Description of the task:
From the entries that follow, gather each line holding the word "Billions".

[Stored dataset items]

>> START

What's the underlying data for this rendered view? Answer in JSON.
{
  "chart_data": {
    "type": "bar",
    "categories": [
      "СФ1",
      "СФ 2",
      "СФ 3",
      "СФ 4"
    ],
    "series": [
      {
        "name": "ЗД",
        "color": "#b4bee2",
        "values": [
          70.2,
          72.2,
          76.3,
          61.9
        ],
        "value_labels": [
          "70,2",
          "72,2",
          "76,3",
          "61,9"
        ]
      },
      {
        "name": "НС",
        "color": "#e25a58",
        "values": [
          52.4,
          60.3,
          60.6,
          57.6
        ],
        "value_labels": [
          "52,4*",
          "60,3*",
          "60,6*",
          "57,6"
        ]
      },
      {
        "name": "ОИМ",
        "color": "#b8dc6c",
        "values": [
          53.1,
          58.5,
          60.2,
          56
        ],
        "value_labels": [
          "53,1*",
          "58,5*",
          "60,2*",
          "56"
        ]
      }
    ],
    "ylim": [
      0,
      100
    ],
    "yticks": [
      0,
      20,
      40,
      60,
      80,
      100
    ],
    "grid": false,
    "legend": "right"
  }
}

>> END
>> START

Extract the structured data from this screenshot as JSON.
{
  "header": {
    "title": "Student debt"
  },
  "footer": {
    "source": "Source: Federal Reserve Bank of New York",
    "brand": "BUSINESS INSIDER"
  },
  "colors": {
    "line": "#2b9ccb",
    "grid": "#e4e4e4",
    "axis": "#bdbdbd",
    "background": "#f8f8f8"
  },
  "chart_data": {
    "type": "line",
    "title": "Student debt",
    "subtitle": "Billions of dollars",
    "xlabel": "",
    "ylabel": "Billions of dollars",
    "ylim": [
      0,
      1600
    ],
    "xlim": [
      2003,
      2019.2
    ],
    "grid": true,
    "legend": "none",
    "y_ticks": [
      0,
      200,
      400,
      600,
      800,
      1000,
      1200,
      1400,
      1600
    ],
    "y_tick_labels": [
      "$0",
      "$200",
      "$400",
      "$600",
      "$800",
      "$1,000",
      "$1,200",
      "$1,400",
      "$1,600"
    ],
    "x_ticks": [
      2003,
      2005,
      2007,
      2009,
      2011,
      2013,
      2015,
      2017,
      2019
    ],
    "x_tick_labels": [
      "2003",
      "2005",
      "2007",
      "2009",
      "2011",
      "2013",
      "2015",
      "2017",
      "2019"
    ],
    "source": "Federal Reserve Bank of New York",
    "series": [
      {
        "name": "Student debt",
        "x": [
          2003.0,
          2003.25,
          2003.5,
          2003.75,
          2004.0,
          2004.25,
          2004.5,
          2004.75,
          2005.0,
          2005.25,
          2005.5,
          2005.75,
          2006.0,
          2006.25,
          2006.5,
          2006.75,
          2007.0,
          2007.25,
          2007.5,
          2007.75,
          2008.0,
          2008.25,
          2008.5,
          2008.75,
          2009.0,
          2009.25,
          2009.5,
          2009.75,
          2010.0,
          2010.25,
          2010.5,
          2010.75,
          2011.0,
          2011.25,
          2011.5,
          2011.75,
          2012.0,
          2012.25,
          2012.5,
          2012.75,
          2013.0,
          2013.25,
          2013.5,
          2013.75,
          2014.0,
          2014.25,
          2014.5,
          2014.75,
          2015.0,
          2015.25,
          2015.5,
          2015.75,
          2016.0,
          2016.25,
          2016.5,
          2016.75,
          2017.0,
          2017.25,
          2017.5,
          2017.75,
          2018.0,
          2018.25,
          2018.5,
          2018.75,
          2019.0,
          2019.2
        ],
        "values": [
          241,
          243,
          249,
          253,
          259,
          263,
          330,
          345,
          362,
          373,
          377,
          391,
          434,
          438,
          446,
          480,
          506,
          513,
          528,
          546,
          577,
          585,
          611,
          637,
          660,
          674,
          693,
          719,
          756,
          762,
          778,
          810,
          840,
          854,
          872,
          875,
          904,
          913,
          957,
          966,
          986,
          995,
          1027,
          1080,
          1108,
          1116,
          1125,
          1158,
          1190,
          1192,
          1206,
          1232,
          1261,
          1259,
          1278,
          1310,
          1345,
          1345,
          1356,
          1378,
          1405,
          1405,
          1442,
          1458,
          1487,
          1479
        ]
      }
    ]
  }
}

>> END
>> START

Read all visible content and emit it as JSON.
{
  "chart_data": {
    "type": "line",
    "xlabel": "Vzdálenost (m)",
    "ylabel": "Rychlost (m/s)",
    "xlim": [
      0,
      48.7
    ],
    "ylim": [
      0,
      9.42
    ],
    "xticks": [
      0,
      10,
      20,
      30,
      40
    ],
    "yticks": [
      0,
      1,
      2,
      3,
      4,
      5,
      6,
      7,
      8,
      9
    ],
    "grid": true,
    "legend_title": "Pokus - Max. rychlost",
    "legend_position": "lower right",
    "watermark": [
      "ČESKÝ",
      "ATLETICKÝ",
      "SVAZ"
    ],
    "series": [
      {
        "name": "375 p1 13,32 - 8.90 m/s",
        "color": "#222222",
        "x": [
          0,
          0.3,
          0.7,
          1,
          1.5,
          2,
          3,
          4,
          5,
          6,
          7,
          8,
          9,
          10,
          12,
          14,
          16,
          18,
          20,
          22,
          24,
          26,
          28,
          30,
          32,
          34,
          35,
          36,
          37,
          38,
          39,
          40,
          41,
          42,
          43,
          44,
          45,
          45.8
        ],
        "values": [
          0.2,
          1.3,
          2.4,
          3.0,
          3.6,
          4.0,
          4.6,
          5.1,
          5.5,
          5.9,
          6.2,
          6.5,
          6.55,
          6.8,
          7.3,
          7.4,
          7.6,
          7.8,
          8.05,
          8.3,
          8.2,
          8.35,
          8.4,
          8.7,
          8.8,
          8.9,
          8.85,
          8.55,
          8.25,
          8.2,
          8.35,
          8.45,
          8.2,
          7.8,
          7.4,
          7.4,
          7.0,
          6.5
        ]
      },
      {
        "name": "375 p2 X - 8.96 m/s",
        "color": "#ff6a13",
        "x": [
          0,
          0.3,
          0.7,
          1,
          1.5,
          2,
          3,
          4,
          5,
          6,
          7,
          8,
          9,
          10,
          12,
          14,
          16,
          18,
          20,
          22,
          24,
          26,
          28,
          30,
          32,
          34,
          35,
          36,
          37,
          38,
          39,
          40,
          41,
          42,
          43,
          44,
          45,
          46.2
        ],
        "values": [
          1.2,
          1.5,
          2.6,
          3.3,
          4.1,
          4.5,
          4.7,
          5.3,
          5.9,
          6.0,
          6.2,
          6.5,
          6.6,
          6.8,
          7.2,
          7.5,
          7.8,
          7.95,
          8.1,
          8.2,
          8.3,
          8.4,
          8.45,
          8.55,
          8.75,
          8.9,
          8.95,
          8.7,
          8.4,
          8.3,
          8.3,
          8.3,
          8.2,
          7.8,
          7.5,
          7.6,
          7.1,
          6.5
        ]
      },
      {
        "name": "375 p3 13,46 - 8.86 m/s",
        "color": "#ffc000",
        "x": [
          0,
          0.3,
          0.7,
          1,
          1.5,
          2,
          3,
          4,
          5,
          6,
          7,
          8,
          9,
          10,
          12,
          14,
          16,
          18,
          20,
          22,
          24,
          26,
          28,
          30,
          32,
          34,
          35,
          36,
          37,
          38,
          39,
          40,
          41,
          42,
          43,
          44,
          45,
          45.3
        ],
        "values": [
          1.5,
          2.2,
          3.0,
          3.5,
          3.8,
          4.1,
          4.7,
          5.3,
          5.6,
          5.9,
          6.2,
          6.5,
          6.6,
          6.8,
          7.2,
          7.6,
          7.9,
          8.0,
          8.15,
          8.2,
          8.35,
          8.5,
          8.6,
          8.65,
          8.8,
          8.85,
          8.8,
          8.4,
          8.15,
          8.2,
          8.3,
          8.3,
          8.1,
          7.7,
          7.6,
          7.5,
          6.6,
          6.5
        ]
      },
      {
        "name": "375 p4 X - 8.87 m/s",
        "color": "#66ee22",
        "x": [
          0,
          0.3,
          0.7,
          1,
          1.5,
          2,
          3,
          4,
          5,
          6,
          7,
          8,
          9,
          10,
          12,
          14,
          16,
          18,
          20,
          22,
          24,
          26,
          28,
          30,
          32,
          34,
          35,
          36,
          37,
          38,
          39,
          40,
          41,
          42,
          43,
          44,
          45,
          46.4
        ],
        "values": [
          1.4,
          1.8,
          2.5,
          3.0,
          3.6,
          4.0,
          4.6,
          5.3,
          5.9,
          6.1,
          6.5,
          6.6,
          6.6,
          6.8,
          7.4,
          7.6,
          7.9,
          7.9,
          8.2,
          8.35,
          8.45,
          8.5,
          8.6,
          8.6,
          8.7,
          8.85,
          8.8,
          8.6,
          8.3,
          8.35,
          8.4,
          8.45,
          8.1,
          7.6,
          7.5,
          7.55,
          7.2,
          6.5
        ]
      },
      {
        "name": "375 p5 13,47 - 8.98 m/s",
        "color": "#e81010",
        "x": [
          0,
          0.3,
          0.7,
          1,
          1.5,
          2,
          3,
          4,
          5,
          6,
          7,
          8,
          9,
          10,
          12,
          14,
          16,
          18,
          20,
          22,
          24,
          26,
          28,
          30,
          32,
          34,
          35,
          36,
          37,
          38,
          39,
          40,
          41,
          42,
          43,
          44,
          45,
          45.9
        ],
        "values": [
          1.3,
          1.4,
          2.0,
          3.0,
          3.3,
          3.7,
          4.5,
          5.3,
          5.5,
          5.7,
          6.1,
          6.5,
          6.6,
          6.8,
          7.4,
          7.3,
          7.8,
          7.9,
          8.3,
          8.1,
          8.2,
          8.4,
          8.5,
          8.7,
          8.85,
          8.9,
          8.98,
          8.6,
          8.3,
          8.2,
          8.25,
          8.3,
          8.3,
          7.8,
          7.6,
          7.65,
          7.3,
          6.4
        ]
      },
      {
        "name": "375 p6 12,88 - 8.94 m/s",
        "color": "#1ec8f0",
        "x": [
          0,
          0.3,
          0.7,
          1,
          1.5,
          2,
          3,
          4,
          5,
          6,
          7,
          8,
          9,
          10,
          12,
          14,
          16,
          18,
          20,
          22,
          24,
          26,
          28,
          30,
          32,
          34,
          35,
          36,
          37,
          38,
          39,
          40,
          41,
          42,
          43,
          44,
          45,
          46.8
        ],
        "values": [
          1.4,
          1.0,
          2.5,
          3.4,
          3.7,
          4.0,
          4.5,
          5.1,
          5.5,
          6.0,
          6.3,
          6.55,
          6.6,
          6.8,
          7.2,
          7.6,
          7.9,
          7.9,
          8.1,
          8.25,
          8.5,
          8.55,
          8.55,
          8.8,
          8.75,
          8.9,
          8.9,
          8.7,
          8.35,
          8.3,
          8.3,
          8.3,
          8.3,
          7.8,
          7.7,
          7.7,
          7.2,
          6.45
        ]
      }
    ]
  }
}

>> END

Task result:
    "subtitle": "Billions of dollars",
    "ylabel": "Billions of dollars",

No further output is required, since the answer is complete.